== IL COMPITO ==
Stampa, senza cambiare nulla, la parte del testo su Mare Nostrum e Triton da "Lo scorso 1" a "di Mare Nostrum.".

== ESTRATTO ==
Il costo dell’operazione era di circa 9,5 milioni di euro al mese. Mare Nostrum si è conclusa nell’ottobre 2014 con il passaggio di consegne all’Unione Europea accompagnando poi Triton in versione gradualmente ridotta fini alla fine dell’anno. Una missione che in un solo anno ha salvato 150.000 vite; gli scafisti consegnati all’autorità giudiziaria sono stati 366.

Lo scorso 1 novembre è dunque partita una nuova operazione: Triton. Non più italiana ma europea, Triton è infatti dispiegata da Frontex, l’Agenzia Europea delle frontiere. Il mandato, in questo caso, come è stato sottolineato dalla stessa Agenzia , non è salvare le vite in mare, ma operare il monitoraggio ed il controllo delle frontiere, che è la “mission”  istituzionale dell’Agenzia stessa, anche se, in caso di necessità, si effettuano anche interventi di ricerca e soccorso (Sar). Le navi di questa nuova operazione si mantengono in un’area entro le 30 miglia dalle coste italiane, senza spingersi a sud verso le coste libiche come accadeva con i pattugliamenti di Mare Nostrum.

(Voci elencate in una raccolta di dati)

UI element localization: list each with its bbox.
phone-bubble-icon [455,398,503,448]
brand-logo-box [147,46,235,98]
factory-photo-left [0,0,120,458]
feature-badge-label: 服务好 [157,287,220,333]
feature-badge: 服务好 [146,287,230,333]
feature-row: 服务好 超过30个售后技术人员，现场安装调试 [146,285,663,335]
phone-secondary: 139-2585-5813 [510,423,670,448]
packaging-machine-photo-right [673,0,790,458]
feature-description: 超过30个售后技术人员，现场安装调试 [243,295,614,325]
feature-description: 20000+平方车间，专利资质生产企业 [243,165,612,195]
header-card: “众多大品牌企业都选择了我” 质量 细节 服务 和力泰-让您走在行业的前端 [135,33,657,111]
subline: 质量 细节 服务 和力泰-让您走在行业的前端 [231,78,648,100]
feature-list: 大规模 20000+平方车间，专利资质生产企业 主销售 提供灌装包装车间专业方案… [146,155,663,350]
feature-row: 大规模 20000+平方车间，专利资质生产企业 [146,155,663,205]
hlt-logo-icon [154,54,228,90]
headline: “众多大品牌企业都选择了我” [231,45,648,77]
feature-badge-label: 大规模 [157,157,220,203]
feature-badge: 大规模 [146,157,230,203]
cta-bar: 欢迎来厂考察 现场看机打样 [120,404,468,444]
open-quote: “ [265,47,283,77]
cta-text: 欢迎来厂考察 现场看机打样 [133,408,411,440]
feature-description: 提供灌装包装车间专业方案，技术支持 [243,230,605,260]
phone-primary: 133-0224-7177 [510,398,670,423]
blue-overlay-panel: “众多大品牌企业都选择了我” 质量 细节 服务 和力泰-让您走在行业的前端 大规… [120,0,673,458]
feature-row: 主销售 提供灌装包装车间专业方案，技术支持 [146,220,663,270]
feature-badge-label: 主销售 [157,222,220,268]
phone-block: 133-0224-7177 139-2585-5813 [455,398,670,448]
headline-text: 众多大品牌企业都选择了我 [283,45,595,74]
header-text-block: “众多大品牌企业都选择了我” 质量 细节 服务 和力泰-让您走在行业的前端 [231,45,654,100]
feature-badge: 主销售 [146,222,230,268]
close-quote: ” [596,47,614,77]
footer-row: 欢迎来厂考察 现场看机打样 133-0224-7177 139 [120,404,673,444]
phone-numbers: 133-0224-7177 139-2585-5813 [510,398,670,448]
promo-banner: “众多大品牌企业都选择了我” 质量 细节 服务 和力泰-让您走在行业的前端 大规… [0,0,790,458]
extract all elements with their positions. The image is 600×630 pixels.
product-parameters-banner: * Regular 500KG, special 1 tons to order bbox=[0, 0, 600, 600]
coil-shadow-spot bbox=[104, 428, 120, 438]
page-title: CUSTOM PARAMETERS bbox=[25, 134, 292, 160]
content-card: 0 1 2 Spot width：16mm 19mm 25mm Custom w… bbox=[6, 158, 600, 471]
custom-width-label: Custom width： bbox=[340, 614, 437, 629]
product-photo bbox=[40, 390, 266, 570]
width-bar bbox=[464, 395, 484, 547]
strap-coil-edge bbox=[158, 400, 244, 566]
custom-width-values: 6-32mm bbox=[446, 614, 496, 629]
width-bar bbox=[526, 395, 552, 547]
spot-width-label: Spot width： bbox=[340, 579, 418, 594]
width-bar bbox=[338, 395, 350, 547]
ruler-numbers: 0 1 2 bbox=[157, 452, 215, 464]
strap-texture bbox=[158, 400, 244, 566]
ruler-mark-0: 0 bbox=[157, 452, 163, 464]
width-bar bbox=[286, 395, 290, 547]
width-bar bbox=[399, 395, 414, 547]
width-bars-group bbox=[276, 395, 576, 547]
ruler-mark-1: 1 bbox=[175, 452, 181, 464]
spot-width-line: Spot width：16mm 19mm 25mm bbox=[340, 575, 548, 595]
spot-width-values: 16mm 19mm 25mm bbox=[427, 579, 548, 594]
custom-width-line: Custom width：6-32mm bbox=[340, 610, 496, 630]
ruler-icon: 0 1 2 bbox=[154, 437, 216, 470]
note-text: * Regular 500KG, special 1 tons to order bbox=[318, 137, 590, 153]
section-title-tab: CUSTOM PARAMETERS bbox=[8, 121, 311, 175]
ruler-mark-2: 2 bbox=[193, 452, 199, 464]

== RISULTATO FINALE ==
Lo scorso 1 novembre è dunque partita una nuova operazione: Triton. Non più italiana ma europea, Triton è infatti dispiegata da Frontex, l’Agenzia Europea delle frontiere. Il mandato, in questo caso, come è stato sottolineato dalla stessa Agenzia , non è salvare le vite in mare, ma operare il monitoraggio ed il controllo delle frontiere, che è la “mission”  istituzionale dell’Agenzia stessa, anche se, in caso di necessità, si effettuano anche interventi di ricerca e soccorso (Sar). Le navi di questa nuova operazione si mantengono in un’area entro le 30 miglia dalle coste italiane, senza spingersi a sud verso le coste libiche come accadeva con i pattugliamenti di Mare Nostrum.